■ Exercise requirements:
Exactly as they appear, copy the lines of the listing from the one containing "Convert this chart" through the final line, both included, and nothing else.

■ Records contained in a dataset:
-----

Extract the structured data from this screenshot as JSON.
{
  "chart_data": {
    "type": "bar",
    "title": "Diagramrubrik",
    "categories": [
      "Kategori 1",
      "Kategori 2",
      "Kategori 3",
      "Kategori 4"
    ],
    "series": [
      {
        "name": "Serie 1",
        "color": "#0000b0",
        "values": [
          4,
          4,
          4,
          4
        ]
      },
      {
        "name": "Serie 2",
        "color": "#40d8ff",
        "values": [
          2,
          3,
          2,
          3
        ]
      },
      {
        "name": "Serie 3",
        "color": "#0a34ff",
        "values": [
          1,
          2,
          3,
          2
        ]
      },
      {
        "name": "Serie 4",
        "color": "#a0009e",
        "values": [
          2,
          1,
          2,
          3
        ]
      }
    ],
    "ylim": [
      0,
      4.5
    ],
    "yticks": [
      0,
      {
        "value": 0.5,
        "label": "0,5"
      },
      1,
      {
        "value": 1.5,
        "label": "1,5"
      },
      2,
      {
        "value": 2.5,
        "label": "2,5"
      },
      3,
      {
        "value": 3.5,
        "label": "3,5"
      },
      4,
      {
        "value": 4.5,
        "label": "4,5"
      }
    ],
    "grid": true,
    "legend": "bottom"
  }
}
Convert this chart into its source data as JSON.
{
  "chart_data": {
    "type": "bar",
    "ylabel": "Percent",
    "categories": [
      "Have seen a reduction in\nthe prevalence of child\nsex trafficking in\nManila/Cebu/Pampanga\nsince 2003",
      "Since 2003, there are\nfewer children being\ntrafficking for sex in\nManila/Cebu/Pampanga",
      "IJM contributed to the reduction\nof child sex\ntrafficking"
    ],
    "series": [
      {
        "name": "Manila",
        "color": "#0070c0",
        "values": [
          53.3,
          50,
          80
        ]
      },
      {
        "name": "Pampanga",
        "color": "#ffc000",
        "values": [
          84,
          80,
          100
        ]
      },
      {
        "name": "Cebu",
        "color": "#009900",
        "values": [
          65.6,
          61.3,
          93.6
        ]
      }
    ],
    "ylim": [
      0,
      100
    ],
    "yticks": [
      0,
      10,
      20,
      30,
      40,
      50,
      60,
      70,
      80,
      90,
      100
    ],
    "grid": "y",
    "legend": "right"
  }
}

-----

■ Finished task:
Convert this chart into its source data as JSON.
{
  "chart_data": {
    "type": "bar",
    "ylabel": "Percent",
    "categories": [
      "Have seen a reduction in\nthe prevalence of child\nsex trafficking in\nManila/Cebu/Pampanga\nsince 2003",
      "Since 2003, there are\nfewer children being\ntrafficking for sex in\nManila/Cebu/Pampanga",
      "IJM contributed to the reduction\nof child sex\ntrafficking"
    ],
    "series": [
      {
        "name": "Manila",
        "color": "#0070c0",
        "values": [
          53.3,
          50,
          80
        ]
      },
      {
        "name": "Pampanga",
        "color": "#ffc000",
        "values": [
          84,
          80,
          100
        ]
      },
      {
        "name": "Cebu",
        "color": "#009900",
        "values": [
          65.6,
          61.3,
          93.6
        ]
      }
    ],
    "ylim": [
      0,
      100
    ],
    "yticks": [
      0,
      10,
      20,
      30,
      40,
      50,
      60,
      70,
      80,
      90,
      100
    ],
    "grid": "y",
    "legend": "right"
  }
}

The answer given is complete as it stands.